Identify every line in the records below that contains the word "有一定的防治效果", and reproduce each one.

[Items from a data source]
>>>>
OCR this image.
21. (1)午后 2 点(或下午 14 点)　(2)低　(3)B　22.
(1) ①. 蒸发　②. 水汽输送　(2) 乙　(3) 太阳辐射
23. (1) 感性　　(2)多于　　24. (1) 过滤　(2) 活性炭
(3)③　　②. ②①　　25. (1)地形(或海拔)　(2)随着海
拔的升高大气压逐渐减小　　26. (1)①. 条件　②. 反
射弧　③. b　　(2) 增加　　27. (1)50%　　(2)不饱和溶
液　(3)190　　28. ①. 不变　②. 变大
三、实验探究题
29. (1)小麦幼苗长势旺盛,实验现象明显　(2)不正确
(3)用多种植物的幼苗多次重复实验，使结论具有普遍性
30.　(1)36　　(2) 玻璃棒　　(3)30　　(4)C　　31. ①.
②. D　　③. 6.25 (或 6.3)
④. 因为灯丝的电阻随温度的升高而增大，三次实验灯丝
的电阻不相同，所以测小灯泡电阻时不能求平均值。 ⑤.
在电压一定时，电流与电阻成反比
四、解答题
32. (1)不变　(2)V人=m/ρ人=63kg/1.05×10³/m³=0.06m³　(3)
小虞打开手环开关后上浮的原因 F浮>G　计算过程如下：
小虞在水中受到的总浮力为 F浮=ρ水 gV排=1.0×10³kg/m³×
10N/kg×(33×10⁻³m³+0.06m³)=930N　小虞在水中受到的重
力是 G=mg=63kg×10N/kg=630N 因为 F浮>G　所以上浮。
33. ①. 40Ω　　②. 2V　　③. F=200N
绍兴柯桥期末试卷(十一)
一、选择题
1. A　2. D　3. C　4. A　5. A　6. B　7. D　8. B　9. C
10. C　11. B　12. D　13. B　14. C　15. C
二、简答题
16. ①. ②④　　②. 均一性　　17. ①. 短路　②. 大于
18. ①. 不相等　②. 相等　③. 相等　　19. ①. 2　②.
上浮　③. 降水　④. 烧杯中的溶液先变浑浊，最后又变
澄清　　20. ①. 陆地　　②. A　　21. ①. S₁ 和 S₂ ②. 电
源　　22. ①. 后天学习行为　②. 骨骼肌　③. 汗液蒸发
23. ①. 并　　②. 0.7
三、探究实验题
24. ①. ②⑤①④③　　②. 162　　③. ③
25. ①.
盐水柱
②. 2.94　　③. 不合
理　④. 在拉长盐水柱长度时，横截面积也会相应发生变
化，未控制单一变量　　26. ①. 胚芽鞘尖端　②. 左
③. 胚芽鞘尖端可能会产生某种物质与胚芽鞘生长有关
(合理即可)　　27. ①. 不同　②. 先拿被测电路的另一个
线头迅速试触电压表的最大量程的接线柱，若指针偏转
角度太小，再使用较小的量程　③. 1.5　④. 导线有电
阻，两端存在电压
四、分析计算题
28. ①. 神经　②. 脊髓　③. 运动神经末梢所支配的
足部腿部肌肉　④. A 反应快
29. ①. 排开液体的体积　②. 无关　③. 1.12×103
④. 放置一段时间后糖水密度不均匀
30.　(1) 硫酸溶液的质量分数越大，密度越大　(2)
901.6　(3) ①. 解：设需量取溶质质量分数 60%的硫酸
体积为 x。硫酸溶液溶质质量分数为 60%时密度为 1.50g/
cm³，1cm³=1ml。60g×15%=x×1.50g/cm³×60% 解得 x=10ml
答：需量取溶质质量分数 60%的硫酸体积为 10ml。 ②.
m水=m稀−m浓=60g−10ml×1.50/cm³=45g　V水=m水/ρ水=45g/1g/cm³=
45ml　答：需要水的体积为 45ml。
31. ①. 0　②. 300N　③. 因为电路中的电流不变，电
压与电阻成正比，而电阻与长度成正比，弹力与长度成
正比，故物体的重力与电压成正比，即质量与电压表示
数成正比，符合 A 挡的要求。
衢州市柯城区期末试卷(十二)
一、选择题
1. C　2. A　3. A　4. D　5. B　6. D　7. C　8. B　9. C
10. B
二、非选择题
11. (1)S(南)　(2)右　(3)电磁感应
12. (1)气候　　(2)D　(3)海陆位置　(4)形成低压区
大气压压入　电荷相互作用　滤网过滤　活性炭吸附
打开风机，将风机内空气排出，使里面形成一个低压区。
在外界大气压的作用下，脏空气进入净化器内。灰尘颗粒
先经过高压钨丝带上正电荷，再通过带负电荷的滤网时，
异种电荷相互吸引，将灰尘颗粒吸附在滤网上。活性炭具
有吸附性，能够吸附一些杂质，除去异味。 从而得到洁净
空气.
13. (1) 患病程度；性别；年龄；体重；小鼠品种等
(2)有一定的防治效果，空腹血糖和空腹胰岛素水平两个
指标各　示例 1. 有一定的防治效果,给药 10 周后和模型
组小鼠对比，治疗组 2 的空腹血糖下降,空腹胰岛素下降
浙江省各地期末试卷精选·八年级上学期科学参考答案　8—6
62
<<<<
TASK RESPONSE →
(2)有一定的防治效果，空腹血糖和空腹胰岛素水平两个
指标各　示例 1. 有一定的防治效果,给药 10 周后和模型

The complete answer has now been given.